▶ _Data provided_:
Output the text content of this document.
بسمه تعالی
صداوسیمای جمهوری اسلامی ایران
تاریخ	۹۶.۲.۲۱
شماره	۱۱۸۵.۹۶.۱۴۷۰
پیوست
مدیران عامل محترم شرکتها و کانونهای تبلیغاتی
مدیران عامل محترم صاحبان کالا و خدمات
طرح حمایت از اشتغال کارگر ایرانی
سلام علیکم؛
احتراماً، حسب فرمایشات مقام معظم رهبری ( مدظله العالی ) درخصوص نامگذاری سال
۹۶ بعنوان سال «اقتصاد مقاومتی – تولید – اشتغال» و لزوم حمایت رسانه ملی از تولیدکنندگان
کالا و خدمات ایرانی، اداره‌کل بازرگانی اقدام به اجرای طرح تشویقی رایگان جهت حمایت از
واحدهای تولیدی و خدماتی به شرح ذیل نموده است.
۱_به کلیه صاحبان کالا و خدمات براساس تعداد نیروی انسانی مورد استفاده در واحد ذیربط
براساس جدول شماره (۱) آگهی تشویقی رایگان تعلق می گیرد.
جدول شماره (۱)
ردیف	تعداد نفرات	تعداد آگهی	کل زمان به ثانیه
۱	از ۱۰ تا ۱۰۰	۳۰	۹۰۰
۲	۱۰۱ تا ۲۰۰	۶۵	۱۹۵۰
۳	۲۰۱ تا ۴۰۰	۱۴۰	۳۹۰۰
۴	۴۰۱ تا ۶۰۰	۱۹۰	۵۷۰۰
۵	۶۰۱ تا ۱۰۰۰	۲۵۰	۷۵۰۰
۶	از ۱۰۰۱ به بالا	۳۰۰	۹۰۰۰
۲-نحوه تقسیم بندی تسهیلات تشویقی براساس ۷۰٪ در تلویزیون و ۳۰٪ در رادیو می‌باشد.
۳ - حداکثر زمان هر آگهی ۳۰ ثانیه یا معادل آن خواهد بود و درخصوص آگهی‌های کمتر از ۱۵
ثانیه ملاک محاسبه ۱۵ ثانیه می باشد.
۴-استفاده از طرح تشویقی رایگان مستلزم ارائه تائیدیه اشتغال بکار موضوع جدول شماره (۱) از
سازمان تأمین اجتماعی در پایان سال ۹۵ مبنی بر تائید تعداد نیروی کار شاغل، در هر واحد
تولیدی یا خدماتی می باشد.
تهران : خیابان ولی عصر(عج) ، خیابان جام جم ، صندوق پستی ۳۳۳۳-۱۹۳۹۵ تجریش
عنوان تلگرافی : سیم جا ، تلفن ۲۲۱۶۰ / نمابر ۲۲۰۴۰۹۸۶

▶ _Stated task_:
Write out every record, exactly as written.

▶ _Written solution_:
Output the text content of this document.
بسمه تعالی
صداوسیمای جمهوری اسلامی ایران
تاریخ	۹۶.۲.۲۱
شماره	۱۱۸۵.۹۶.۱۴۷۰
پیوست
مدیران عامل محترم شرکتها و کانونهای تبلیغاتی
مدیران عامل محترم صاحبان کالا و خدمات
طرح حمایت از اشتغال کارگر ایرانی
سلام علیکم؛
احتراماً، حسب فرمایشات مقام معظم رهبری ( مدظله العالی ) درخصوص نامگذاری سال
۹۶ بعنوان سال «اقتصاد مقاومتی – تولید – اشتغال» و لزوم حمایت رسانه ملی از تولیدکنندگان
کالا و خدمات ایرانی، اداره‌کل بازرگانی اقدام به اجرای طرح تشویقی رایگان جهت حمایت از
واحدهای تولیدی و خدماتی به شرح ذیل نموده است.
۱_به کلیه صاحبان کالا و خدمات براساس تعداد نیروی انسانی مورد استفاده در واحد ذیربط
براساس جدول شماره (۱) آگهی تشویقی رایگان تعلق می گیرد.
جدول شماره (۱)
ردیف	تعداد نفرات	تعداد آگهی	کل زمان به ثانیه
۱	از ۱۰ تا ۱۰۰	۳۰	۹۰۰
۲	۱۰۱ تا ۲۰۰	۶۵	۱۹۵۰
۳	۲۰۱ تا ۴۰۰	۱۴۰	۳۹۰۰
۴	۴۰۱ تا ۶۰۰	۱۹۰	۵۷۰۰
۵	۶۰۱ تا ۱۰۰۰	۲۵۰	۷۵۰۰
۶	از ۱۰۰۱ به بالا	۳۰۰	۹۰۰۰
۲-نحوه تقسیم بندی تسهیلات تشویقی براساس ۷۰٪ در تلویزیون و ۳۰٪ در رادیو می‌باشد.
۳ - حداکثر زمان هر آگهی ۳۰ ثانیه یا معادل آن خواهد بود و درخصوص آگهی‌های کمتر از ۱۵
ثانیه ملاک محاسبه ۱۵ ثانیه می باشد.
۴-استفاده از طرح تشویقی رایگان مستلزم ارائه تائیدیه اشتغال بکار موضوع جدول شماره (۱) از
سازمان تأمین اجتماعی در پایان سال ۹۵ مبنی بر تائید تعداد نیروی کار شاغل، در هر واحد
تولیدی یا خدماتی می باشد.
تهران : خیابان ولی عصر(عج) ، خیابان جام جم ، صندوق پستی ۳۳۳۳-۱۹۳۹۵ تجریش
عنوان تلگرافی : سیم جا ، تلفن ۲۲۱۶۰ / نمابر ۲۲۰۴۰۹۸۶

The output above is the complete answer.